# EXERCISE TASK
Locate each line with the string "bottom" in the listing below and copy it.

─── SOURCE MATERIAL ───

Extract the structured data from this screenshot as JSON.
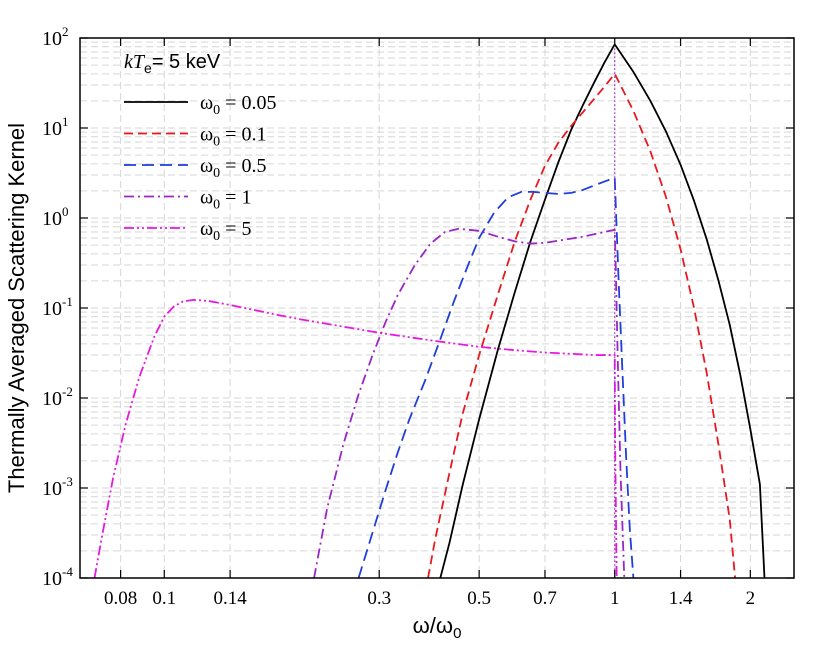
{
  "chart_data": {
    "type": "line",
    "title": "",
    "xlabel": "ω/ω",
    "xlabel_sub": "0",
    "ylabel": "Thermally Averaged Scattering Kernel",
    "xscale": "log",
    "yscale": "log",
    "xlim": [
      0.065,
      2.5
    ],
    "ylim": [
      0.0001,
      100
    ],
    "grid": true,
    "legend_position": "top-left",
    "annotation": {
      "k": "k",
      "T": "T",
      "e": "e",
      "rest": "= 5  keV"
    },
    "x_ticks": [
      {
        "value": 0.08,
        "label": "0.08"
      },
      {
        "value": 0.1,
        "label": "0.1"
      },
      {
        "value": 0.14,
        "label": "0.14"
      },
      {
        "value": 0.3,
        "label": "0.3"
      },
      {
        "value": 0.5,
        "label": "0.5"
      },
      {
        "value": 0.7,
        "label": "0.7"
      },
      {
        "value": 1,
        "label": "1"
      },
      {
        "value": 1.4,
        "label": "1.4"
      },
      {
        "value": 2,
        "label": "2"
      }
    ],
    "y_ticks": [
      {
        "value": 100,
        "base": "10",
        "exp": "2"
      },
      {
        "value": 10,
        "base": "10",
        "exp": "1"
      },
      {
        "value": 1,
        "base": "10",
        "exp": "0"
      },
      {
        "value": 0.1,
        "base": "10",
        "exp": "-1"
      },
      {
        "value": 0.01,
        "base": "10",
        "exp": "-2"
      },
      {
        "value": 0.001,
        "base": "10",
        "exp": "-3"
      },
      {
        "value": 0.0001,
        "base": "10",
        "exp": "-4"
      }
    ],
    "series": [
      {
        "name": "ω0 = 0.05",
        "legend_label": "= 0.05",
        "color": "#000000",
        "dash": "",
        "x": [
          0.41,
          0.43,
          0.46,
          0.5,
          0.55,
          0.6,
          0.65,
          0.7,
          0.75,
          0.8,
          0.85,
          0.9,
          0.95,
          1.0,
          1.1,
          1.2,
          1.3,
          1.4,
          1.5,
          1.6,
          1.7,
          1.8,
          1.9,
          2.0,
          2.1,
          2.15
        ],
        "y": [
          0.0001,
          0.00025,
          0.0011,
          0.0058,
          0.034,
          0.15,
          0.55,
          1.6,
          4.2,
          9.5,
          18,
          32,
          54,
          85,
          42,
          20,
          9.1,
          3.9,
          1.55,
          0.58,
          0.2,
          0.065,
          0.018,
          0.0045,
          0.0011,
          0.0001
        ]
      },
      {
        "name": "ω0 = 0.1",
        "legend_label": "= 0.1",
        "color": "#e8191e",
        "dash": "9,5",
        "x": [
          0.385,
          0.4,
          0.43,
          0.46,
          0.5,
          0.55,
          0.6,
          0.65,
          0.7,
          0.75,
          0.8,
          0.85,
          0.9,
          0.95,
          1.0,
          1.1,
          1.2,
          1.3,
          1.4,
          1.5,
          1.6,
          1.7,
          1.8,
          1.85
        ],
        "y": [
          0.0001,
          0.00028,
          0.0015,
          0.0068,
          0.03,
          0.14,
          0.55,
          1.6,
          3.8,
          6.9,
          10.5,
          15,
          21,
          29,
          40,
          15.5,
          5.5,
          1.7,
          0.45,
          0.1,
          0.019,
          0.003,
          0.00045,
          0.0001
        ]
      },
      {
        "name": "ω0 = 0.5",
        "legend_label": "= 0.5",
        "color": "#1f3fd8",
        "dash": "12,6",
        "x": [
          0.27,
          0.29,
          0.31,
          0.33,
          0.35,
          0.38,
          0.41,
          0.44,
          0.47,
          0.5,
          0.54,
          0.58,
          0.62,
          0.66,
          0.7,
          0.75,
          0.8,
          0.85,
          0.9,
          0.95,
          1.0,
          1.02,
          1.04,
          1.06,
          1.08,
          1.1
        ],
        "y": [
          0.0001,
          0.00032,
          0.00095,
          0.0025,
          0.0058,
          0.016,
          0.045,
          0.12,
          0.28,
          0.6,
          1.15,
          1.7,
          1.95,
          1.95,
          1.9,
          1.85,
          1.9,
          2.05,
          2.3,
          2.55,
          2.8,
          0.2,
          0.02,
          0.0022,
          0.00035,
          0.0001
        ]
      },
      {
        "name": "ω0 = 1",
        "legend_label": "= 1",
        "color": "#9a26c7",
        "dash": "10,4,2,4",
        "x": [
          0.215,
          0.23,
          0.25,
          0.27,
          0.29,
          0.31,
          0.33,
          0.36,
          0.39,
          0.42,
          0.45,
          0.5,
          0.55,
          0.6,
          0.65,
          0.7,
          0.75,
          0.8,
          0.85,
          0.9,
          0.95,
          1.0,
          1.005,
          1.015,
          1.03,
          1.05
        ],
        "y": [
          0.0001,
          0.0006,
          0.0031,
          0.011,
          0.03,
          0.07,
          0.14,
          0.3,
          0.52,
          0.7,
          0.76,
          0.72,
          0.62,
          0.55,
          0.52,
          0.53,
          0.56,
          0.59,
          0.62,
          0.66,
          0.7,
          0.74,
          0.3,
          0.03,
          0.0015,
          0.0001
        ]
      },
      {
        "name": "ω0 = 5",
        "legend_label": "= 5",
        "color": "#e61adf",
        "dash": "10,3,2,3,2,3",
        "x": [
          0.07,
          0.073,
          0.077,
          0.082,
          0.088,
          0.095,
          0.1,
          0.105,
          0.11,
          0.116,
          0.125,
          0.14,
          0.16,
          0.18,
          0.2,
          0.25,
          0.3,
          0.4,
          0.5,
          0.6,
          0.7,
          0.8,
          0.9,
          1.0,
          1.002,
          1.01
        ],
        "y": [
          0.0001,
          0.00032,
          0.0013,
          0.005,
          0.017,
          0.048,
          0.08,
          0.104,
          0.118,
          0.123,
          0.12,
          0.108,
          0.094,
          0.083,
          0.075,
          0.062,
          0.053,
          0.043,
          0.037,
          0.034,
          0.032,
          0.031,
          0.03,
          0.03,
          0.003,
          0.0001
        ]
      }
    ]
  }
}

───
─── SOURCE MATERIAL ───

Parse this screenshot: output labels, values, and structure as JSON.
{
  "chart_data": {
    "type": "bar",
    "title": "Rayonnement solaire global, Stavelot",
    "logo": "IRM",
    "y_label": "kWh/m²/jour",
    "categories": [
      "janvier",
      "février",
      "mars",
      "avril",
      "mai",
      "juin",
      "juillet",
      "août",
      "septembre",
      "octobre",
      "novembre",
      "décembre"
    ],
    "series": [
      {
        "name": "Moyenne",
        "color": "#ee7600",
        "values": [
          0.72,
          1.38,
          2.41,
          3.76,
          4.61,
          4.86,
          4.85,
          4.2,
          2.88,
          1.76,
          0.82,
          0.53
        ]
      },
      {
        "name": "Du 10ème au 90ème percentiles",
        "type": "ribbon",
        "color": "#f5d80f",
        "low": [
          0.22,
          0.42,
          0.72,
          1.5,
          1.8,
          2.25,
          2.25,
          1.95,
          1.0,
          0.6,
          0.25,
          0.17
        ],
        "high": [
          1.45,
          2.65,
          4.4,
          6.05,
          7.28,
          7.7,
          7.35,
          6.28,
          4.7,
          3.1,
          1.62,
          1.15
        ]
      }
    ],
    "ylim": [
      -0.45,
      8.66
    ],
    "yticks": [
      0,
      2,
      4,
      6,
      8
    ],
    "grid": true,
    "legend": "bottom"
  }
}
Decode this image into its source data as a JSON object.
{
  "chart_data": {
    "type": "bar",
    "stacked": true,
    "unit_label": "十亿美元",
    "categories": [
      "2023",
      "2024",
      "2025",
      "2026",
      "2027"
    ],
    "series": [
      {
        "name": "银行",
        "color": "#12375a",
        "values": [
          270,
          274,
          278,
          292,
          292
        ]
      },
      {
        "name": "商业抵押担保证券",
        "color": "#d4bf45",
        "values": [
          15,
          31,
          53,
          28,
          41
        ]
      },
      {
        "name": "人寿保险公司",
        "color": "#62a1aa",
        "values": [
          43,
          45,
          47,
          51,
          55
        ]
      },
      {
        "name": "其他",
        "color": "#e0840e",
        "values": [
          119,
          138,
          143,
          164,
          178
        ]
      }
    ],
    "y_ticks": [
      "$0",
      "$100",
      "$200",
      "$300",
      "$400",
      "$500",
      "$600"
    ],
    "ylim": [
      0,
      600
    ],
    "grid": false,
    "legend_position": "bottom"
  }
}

───
─── SOURCE MATERIAL ───

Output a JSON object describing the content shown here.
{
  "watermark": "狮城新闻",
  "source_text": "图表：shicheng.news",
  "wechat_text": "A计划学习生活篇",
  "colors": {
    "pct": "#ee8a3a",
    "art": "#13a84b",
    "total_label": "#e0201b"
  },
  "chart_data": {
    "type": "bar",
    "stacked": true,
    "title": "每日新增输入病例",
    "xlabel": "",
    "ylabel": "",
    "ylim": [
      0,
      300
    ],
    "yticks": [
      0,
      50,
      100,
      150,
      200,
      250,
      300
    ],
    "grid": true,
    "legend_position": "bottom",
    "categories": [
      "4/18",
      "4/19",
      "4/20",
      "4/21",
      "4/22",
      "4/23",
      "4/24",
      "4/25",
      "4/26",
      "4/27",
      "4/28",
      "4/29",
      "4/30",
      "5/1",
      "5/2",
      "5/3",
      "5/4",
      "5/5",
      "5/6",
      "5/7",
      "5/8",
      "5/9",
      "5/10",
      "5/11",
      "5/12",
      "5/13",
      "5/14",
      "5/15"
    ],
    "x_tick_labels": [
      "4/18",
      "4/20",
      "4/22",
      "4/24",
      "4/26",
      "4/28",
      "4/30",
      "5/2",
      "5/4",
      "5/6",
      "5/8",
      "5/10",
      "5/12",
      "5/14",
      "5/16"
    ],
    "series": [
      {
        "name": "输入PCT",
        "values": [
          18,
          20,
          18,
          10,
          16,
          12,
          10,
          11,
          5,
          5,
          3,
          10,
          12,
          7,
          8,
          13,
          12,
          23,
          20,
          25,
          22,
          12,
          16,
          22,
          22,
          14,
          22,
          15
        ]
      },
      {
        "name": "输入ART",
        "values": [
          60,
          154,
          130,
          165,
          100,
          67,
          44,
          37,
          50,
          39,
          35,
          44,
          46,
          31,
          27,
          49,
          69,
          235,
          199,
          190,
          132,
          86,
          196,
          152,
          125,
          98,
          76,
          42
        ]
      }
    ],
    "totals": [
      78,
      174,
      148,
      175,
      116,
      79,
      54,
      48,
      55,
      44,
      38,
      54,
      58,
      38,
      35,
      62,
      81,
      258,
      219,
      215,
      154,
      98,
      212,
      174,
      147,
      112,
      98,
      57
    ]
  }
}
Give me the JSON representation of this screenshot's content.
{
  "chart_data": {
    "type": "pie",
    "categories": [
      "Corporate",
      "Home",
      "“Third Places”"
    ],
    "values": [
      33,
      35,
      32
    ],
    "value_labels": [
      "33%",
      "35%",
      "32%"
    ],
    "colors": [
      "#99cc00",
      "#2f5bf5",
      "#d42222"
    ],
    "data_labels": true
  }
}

───

# WRITTEN ANSWER
    "legend": "bottom"
    "legend_position": "bottom"
    "legend_position": "bottom",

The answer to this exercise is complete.